__Requirements__: Reproduce the records below exactly as they appear, omitting any pictures they contain.

### Data provided

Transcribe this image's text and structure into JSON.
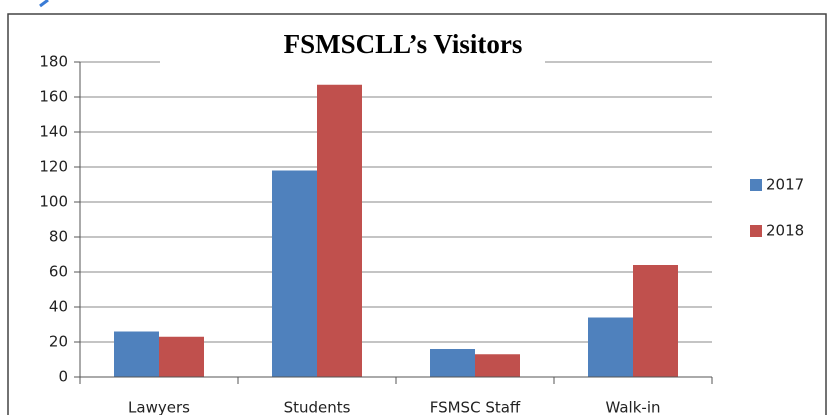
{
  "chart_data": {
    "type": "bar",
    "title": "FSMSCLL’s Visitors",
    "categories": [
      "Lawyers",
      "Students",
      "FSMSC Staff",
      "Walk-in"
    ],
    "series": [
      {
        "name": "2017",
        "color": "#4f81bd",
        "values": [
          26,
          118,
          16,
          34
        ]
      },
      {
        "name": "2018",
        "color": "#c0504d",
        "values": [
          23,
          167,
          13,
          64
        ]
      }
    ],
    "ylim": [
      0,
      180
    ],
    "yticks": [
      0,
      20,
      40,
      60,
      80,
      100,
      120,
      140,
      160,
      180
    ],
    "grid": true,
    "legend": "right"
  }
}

######

__Answer__:
Transcribe this image's text and structure into JSON.
{
  "chart_data": {
    "type": "bar",
    "title": "FSMSCLL’s Visitors",
    "categories": [
      "Lawyers",
      "Students",
      "FSMSC Staff",
      "Walk-in"
    ],
    "series": [
      {
        "name": "2017",
        "color": "#4f81bd",
        "values": [
          26,
          118,
          16,
          34
        ]
      },
      {
        "name": "2018",
        "color": "#c0504d",
        "values": [
          23,
          167,
          13,
          64
        ]
      }
    ],
    "ylim": [
      0,
      180
    ],
    "yticks": [
      0,
      20,
      40,
      60,
      80,
      100,
      120,
      140,
      160,
      180
    ],
    "grid": true,
    "legend": "right"
  }
}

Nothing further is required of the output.